## Do this
Make an exact copy of the lines below.

Stored data entries
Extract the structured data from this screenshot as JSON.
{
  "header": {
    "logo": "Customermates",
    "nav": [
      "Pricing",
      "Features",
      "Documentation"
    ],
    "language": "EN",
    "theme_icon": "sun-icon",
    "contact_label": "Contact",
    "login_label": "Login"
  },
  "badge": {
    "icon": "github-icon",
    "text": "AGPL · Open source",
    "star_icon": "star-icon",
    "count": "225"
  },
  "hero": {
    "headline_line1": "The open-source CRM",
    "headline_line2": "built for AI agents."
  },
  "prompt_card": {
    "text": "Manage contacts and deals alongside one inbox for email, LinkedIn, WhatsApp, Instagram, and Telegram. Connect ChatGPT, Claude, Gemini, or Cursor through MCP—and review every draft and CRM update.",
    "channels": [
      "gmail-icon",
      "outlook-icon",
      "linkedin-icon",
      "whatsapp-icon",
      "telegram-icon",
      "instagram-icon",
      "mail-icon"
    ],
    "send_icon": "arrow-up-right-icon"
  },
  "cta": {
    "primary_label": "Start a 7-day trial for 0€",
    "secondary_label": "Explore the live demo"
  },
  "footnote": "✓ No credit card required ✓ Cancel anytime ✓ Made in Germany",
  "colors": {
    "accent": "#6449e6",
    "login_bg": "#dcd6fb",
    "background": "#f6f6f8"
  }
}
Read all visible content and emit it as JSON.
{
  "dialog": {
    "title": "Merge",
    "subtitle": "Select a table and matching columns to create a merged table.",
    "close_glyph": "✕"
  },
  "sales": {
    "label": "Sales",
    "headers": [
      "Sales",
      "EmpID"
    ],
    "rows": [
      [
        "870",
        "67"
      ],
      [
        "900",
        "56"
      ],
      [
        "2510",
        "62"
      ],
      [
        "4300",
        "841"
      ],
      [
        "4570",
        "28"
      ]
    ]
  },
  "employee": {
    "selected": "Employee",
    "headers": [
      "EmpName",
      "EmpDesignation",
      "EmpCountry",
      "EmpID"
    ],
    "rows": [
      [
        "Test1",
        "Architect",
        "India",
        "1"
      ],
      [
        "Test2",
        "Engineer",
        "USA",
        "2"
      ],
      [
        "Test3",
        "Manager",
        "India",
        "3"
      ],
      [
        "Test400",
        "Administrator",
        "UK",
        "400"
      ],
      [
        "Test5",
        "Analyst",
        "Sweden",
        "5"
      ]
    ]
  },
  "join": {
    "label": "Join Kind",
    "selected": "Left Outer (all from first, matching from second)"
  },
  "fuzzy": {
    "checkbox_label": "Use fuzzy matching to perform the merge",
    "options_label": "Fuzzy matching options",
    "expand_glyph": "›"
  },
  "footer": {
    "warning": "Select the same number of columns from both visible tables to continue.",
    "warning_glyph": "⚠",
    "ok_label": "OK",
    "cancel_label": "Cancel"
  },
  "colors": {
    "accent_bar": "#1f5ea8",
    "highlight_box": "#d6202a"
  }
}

## Task solution
Extract the structured data from this screenshot as JSON.
{
  "header": {
    "logo": "Customermates",
    "nav": [
      "Pricing",
      "Features",
      "Documentation"
    ],
    "language": "EN",
    "theme_icon": "sun-icon",
    "contact_label": "Contact",
    "login_label": "Login"
  },
  "badge": {
    "icon": "github-icon",
    "text": "AGPL · Open source",
    "star_icon": "star-icon",
    "count": "225"
  },
  "hero": {
    "headline_line1": "The open-source CRM",
    "headline_line2": "built for AI agents."
  },
  "prompt_card": {
    "text": "Manage contacts and deals alongside one inbox for email, LinkedIn, WhatsApp, Instagram, and Telegram. Connect ChatGPT, Claude, Gemini, or Cursor through MCP—and review every draft and CRM update.",
    "channels": [
      "gmail-icon",
      "outlook-icon",
      "linkedin-icon",
      "whatsapp-icon",
      "telegram-icon",
      "instagram-icon",
      "mail-icon"
    ],
    "send_icon": "arrow-up-right-icon"
  },
  "cta": {
    "primary_label": "Start a 7-day trial for 0€",
    "secondary_label": "Explore the live demo"
  },
  "footnote": "✓ No credit card required ✓ Cancel anytime ✓ Made in Germany",
  "colors": {
    "accent": "#6449e6",
    "login_bg": "#dcd6fb",
    "background": "#f6f6f8"
  }
}
Read all visible content and emit it as JSON.
{
  "dialog": {
    "title": "Merge",
    "subtitle": "Select a table and matching columns to create a merged table.",
    "close_glyph": "✕"
  },
  "sales": {
    "label": "Sales",
    "headers": [
      "Sales",
      "EmpID"
    ],
    "rows": [
      [
        "870",
        "67"
      ],
      [
        "900",
        "56"
      ],
      [
        "2510",
        "62"
      ],
      [
        "4300",
        "841"
      ],
      [
        "4570",
        "28"
      ]
    ]
  },
  "employee": {
    "selected": "Employee",
    "headers": [
      "EmpName",
      "EmpDesignation",
      "EmpCountry",
      "EmpID"
    ],
    "rows": [
      [
        "Test1",
        "Architect",
        "India",
        "1"
      ],
      [
        "Test2",
        "Engineer",
        "USA",
        "2"
      ],
      [
        "Test3",
        "Manager",
        "India",
        "3"
      ],
      [
        "Test400",
        "Administrator",
        "UK",
        "400"
      ],
      [
        "Test5",
        "Analyst",
        "Sweden",
        "5"
      ]
    ]
  },
  "join": {
    "label": "Join Kind",
    "selected": "Left Outer (all from first, matching from second)"
  },
  "fuzzy": {
    "checkbox_label": "Use fuzzy matching to perform the merge",
    "options_label": "Fuzzy matching options",
    "expand_glyph": "›"
  },
  "footer": {
    "warning": "Select the same number of columns from both visible tables to continue.",
    "warning_glyph": "⚠",
    "ok_label": "OK",
    "cancel_label": "Cancel"
  },
  "colors": {
    "accent_bar": "#1f5ea8",
    "highlight_box": "#d6202a"
  }
}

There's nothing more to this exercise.